# INSTRUCTIONS FOR THE TASK
In the records below, locate the line containing "Transcribe the text in this document.", then output that line and all later lines exactly, through the last one.

# DATA LINES
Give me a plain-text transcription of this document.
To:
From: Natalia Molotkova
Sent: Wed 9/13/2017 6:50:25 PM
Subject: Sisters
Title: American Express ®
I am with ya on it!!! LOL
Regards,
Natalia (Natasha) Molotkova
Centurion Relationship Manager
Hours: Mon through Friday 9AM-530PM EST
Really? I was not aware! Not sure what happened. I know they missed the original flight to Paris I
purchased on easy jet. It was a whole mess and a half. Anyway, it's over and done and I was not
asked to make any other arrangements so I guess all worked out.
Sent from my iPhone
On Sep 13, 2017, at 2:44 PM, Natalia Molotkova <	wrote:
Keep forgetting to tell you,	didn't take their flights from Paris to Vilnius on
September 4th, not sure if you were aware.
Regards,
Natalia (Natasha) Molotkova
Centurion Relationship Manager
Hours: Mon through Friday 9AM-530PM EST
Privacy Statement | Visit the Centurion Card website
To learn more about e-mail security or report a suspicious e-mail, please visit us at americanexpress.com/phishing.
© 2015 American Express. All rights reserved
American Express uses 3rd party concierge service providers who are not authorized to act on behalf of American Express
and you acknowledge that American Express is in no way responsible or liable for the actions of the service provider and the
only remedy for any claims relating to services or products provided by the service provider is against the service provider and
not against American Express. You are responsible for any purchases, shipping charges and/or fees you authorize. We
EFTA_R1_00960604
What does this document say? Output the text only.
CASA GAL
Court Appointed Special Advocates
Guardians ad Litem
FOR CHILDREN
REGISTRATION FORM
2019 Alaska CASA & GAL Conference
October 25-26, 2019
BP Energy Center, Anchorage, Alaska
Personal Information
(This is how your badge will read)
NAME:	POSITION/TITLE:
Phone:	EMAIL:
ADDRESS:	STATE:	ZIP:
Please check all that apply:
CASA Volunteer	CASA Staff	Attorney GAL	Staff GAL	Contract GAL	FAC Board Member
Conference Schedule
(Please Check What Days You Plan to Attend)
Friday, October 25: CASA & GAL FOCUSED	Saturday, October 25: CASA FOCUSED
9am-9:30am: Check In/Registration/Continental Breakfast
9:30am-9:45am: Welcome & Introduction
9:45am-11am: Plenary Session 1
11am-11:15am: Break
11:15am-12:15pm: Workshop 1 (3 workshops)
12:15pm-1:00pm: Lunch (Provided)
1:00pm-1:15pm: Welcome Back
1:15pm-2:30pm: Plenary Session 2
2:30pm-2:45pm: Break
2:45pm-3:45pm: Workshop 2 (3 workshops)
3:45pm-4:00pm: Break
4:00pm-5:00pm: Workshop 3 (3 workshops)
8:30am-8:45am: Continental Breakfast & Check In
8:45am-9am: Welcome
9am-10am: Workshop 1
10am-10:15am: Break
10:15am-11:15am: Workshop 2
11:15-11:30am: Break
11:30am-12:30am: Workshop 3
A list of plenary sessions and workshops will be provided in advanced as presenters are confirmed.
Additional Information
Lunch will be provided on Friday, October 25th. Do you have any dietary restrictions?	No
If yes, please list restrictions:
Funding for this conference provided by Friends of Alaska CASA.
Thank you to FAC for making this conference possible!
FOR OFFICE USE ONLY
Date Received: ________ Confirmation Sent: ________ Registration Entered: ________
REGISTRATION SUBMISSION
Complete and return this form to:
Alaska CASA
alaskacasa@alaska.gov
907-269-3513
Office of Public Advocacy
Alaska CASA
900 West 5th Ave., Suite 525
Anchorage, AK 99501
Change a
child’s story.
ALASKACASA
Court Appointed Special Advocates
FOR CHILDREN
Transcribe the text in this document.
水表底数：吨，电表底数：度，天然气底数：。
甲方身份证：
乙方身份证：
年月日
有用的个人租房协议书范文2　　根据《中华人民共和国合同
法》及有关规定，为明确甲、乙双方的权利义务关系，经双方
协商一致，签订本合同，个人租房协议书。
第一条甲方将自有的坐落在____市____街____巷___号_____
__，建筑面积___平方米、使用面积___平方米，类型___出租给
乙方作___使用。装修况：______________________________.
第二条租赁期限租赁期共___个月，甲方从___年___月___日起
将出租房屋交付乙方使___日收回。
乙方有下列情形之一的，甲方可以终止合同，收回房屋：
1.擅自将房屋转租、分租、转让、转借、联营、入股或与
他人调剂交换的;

# FINAL RESULT
Transcribe the text in this document.
水表底数：吨，电表底数：度，天然气底数：。
甲方身份证：
乙方身份证：
年月日
有用的个人租房协议书范文2　　根据《中华人民共和国合同
法》及有关规定，为明确甲、乙双方的权利义务关系，经双方
协商一致，签订本合同，个人租房协议书。
第一条甲方将自有的坐落在____市____街____巷___号_____
__，建筑面积___平方米、使用面积___平方米，类型___出租给
乙方作___使用。装修况：______________________________.
第二条租赁期限租赁期共___个月，甲方从___年___月___日起
将出租房屋交付乙方使___日收回。
乙方有下列情形之一的，甲方可以终止合同，收回房屋：
1.擅自将房屋转租、分租、转让、转借、联营、入股或与
他人调剂交换的;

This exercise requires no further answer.